** BEGIN **
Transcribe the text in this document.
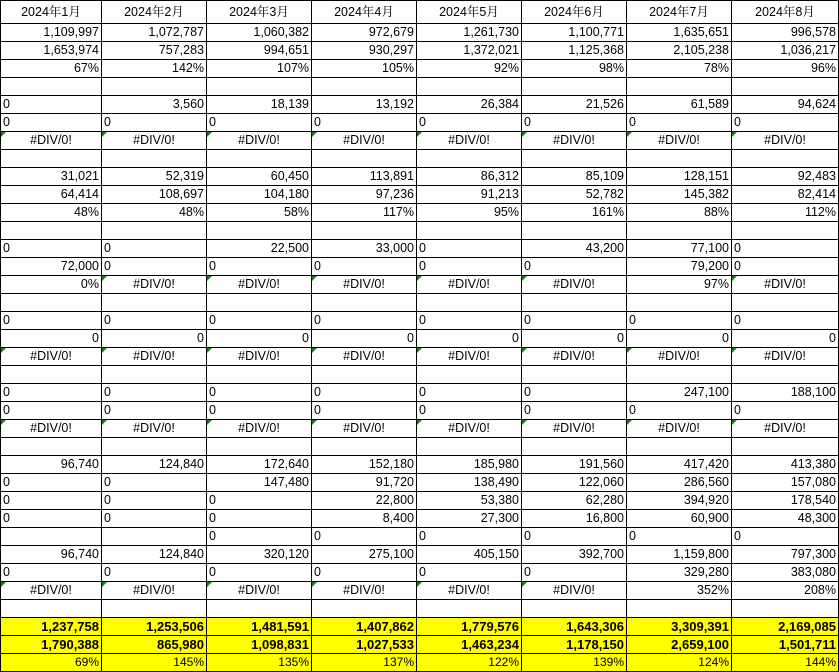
2024年1月	2024年2月	2024年3月	2024年4月	2024年5月	2024年6月	2024年7月	2024年8月
1,109,997	1,072,787	1,060,382	972,679	1,261,730	1,100,771	1,635,651	996,578
1,653,974	757,283	994,651	930,297	1,372,021	1,125,368	2,105,238	1,036,217
67%	142%	107%	105%	92%	98%	78%	96%

0	3,560	18,139	13,192	26,384	21,526	61,589	94,624
0	0	0	0	0	0	0	0
#DIV/0!	#DIV/0!	#DIV/0!	#DIV/0!	#DIV/0!	#DIV/0!	#DIV/0!	#DIV/0!

31,021	52,319	60,450	113,891	86,312	85,109	128,151	92,483
64,414	108,697	104,180	97,236	91,213	52,782	145,382	82,414
48%	48%	58%	117%	95%	161%	88%	112%

0	0	22,500	33,000	0	43,200	77,100	0
72,000	0	0	0	0	0	79,200	0
0%	#DIV/0!	#DIV/0!	#DIV/0!	#DIV/0!	#DIV/0!	97%	#DIV/0!

0	0	0	0	0	0	0	0
0	0	0	0	0	0	0	0
#DIV/0!	#DIV/0!	#DIV/0!	#DIV/0!	#DIV/0!	#DIV/0!	#DIV/0!	#DIV/0!

0	0	0	0	0	0	247,100	188,100
0	0	0	0	0	0	0	0
#DIV/0!	#DIV/0!	#DIV/0!	#DIV/0!	#DIV/0!	#DIV/0!	#DIV/0!	#DIV/0!

96,740	124,840	172,640	152,180	185,980	191,560	417,420	413,380
0	0	147,480	91,720	138,490	122,060	286,560	157,080
0	0	0	22,800	53,380	62,280	394,920	178,540
0	0	0	8,400	27,300	16,800	60,900	48,300
		0	0	0	0	0	0
96,740	124,840	320,120	275,100	405,150	392,700	1,159,800	797,300
0	0	0	0	0	0	329,280	383,080
#DIV/0!	#DIV/0!	#DIV/0!	#DIV/0!	#DIV/0!	#DIV/0!	352%	208%

1,237,758	1,253,506	1,481,591	1,407,862	1,779,576	1,643,306	3,309,391	2,169,085
1,790,388	865,980	1,098,831	1,027,533	1,463,234	1,178,150	2,659,100	1,501,711
69%	145%	135%	137%	122%	139%	124%	144%
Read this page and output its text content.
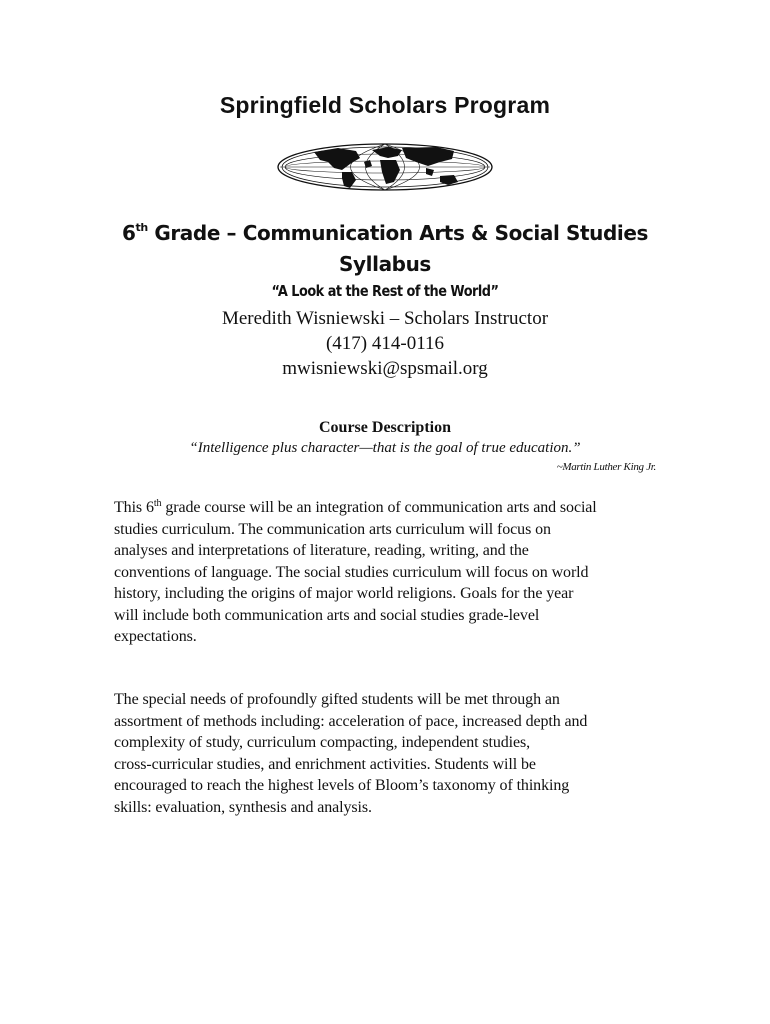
Springfield Scholars Program
6th Grade – Communication Arts & Social Studies
Syllabus
“A Look at the Rest of the World”
Meredith Wisniewski – Scholars Instructor
(417) 414-0116
mwisniewski@spsmail.org
Course Description
“Intelligence plus character—that is the goal of true education.”
~Martin Luther King Jr.
This 6th grade course will be an integration of communication arts and social
studies curriculum. The communication arts curriculum will focus on
analyses and interpretations of literature, reading, writing, and the
conventions of language. The social studies curriculum will focus on world
history, including the origins of major world religions. Goals for the year
will include both communication arts and social studies grade-level
expectations.
The special needs of profoundly gifted students will be met through an
assortment of methods including: acceleration of pace, increased depth and
complexity of study, curriculum compacting, independent studies,
cross-curricular studies, and enrichment activities. Students will be
encouraged to reach the highest levels of Bloom’s taxonomy of thinking
skills: evaluation, synthesis and analysis.
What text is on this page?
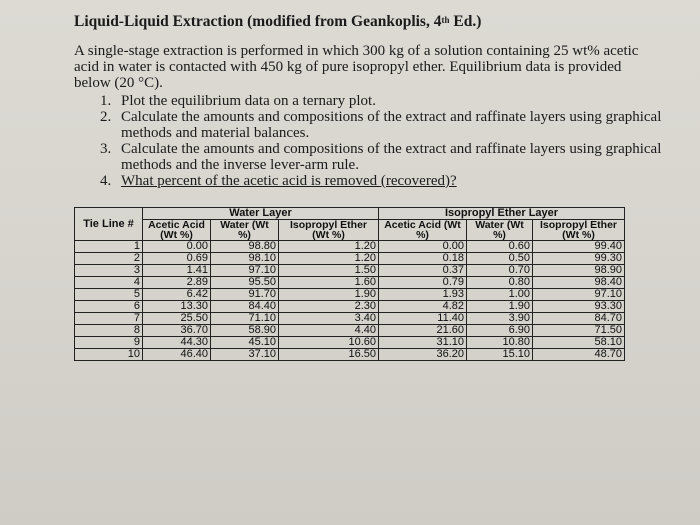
Liquid-Liquid Extraction (modified from Geankoplis, 4th Ed.)
A single-stage extraction is performed in which 300 kg of a solution containing 25 wt% acetic acid in water is contacted with 450 kg of pure isopropyl ether. Equilibrium data is provided below (20 °C).
1. Plot the equilibrium data on a ternary plot.
2. Calculate the amounts and compositions of the extract and raffinate layers using graphical methods and material balances.
3. Calculate the amounts and compositions of the extract and raffinate layers using graphical methods and the inverse lever-arm rule.
4. What percent of the acetic acid is removed (recovered)?
Tie Line #	Water Layer			Isopropyl Ether Layer		
	Acetic Acid (Wt %)	Water (Wt %)	Isopropyl Ether (Wt %)	Acetic Acid (Wt %)	Water (Wt %)	Isopropyl Ether (Wt %)

1	0.00	98.80	1.20	0.00	0.60	99.40
2	0.69	98.10	1.20	0.18	0.50	99.30
3	1.41	97.10	1.50	0.37	0.70	98.90
4	2.89	95.50	1.60	0.79	0.80	98.40
5	6.42	91.70	1.90	1.93	1.00	97.10
6	13.30	84.40	2.30	4.82	1.90	93.30
7	25.50	71.10	3.40	11.40	3.90	84.70
8	36.70	58.90	4.40	21.60	6.90	71.50
9	44.30	45.10	10.60	31.10	10.80	58.10
10	46.40	37.10	16.50	36.20	15.10	48.70
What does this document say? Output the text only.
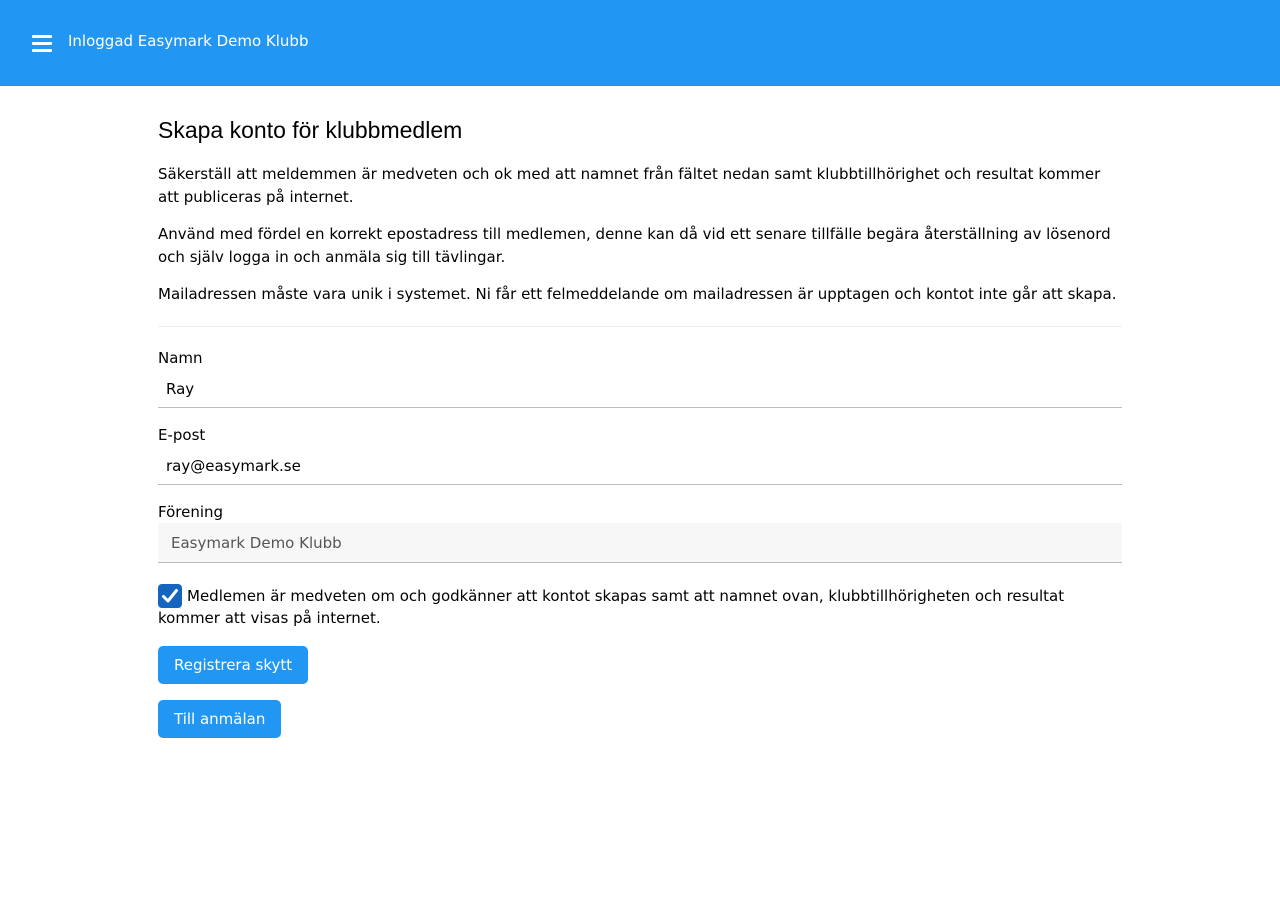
Inloggad Easymark Demo Klubb
Skapa konto för klubbmedlem

Säkerställ att meldemmen är medveten och ok med att namnet från fältet nedan samt klubbtillhörighet och resultat kommer att publiceras på internet.

Använd med fördel en korrekt epostadress till medlemen, denne kan då vid ett senare tillfälle begära återställning av lösenord och själv logga in och anmäla sig till tävlingar.

Mailadressen måste vara unik i systemet. Ni får ett felmeddelande om mailadressen är upptagen och kontot inte går att skapa.

Namn
Ray
E-post
ray@easymark.se
Förening
Easymark Demo Klubb

Medlemen är medveten om och godkänner att kontot skapas samt att namnet ovan, klubbtillhörigheten och resultat kommer att visas på internet.

Registrera skytt
Till anmälan
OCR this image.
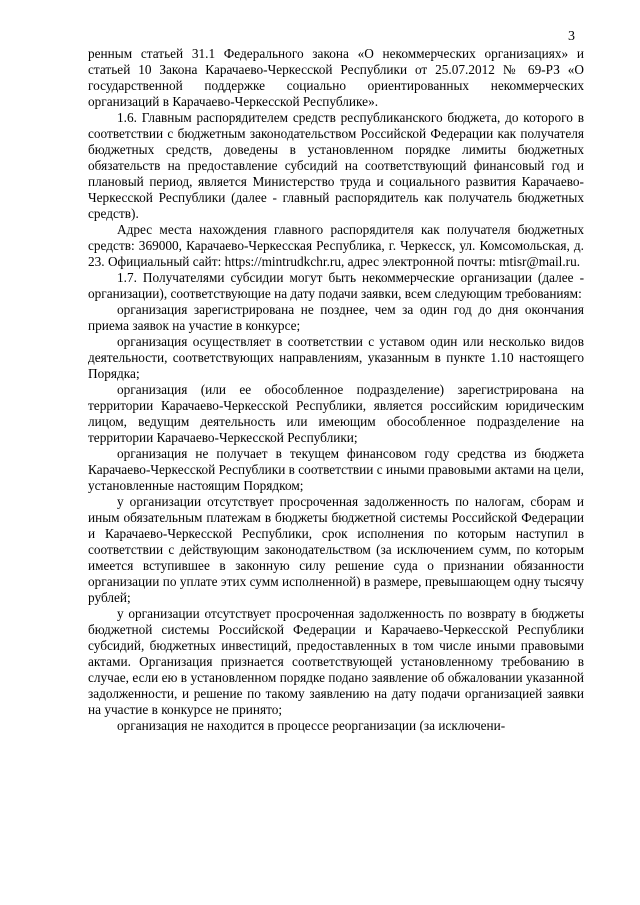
3

ренным статьей 31.1 Федерального закона «О некоммерческих организациях» и статьей 10 Закона Карачаево-Черкесской Республики от 25.07.2012 № 69-РЗ «О государственной поддержке социально ориентированных некоммерческих организаций в Карачаево-Черкесской Республике».

1.6. Главным распорядителем средств республиканского бюджета, до которого в соответствии с бюджетным законодательством Российской Федерации как получателя бюджетных средств, доведены в установленном порядке лимиты бюджетных обязательств на предоставление субсидий на соответствующий финансовый год и плановый период, является Министерство труда и социального развития Карачаево-Черкесской Республики (далее - главный распорядитель как получатель бюджетных средств).

Адрес места нахождения главного распорядителя как получателя бюджетных средств: 369000, Карачаево-Черкесская Республика, г. Черкесск, ул. Комсомольская, д. 23. Официальный сайт: https://mintrudkchr.ru, адрес электронной почты: mtisr@mail.ru.

1.7. Получателями субсидии могут быть некоммерческие организации (далее - организации), соответствующие на дату подачи заявки, всем следующим требованиям:

организация зарегистрирована не позднее, чем за один год до дня окончания приема заявок на участие в конкурсе;

организация осуществляет в соответствии с уставом один или несколько видов деятельности, соответствующих направлениям, указанным в пункте 1.10 настоящего Порядка;

организация (или ее обособленное подразделение) зарегистрирована на территории Карачаево-Черкесской Республики, является российским юридическим лицом, ведущим деятельность или имеющим обособленное подразделение на территории Карачаево-Черкесской Республики;

организация не получает в текущем финансовом году средства из бюджета Карачаево-Черкесской Республики в соответствии с иными правовыми актами на цели, установленные настоящим Порядком;

у организации отсутствует просроченная задолженность по налогам, сборам и иным обязательным платежам в бюджеты бюджетной системы Российской Федерации и Карачаево-Черкесской Республики, срок исполнения по которым наступил в соответствии с действующим законодательством (за исключением сумм, по которым имеется вступившее в законную силу решение суда о признании обязанности организации по уплате этих сумм исполненной) в размере, превышающем одну тысячу рублей;

у организации отсутствует просроченная задолженность по возврату в бюджеты бюджетной системы Российской Федерации и Карачаево-Черкесской Республики субсидий, бюджетных инвестиций, предоставленных в том числе иными правовыми актами. Организация признается соответствующей установленному требованию в случае, если ею в установленном порядке подано заявление об обжаловании указанной задолженности, и решение по такому заявлению на дату подачи организацией заявки на участие в конкурсе не принято;

организация не находится в процессе реорганизации (за исключени-
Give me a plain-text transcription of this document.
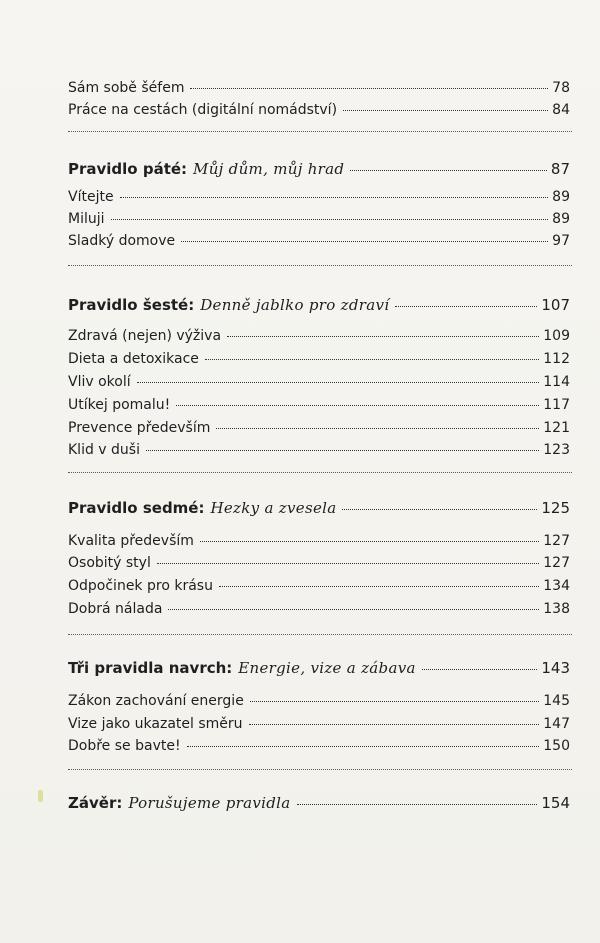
Sám sobě šéfem	78
Práce na cestách (digitální nomádství)	84
Pravidlo páté: Můj dům, můj hrad	87
Vítejte	89
Miluji	89
Sladký domove	97
Pravidlo šesté: Denně jablko pro zdraví	107
Zdravá (nejen) výživa	109
Dieta a detoxikace	112
Vliv okolí	114
Utíkej pomalu!	117
Prevence především	121
Klid v duši	123
Pravidlo sedmé: Hezky a zvesela	125
Kvalita především	127
Osobitý styl	127
Odpočinek pro krásu	134
Dobrá nálada	138
Tři pravidla navrch: Energie, vize a zábava	143
Zákon zachování energie	145
Vize jako ukazatel směru	147
Dobře se bavte!	150
Závěr: Porušujeme pravidla	154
** END **
▶ _What to work on_
Gather up every line in the data above that contains the word "Scholars", copying each one.

▶ _Solution for this problem_
Springfield Scholars Program
Meredith Wisniewski – Scholars Instructor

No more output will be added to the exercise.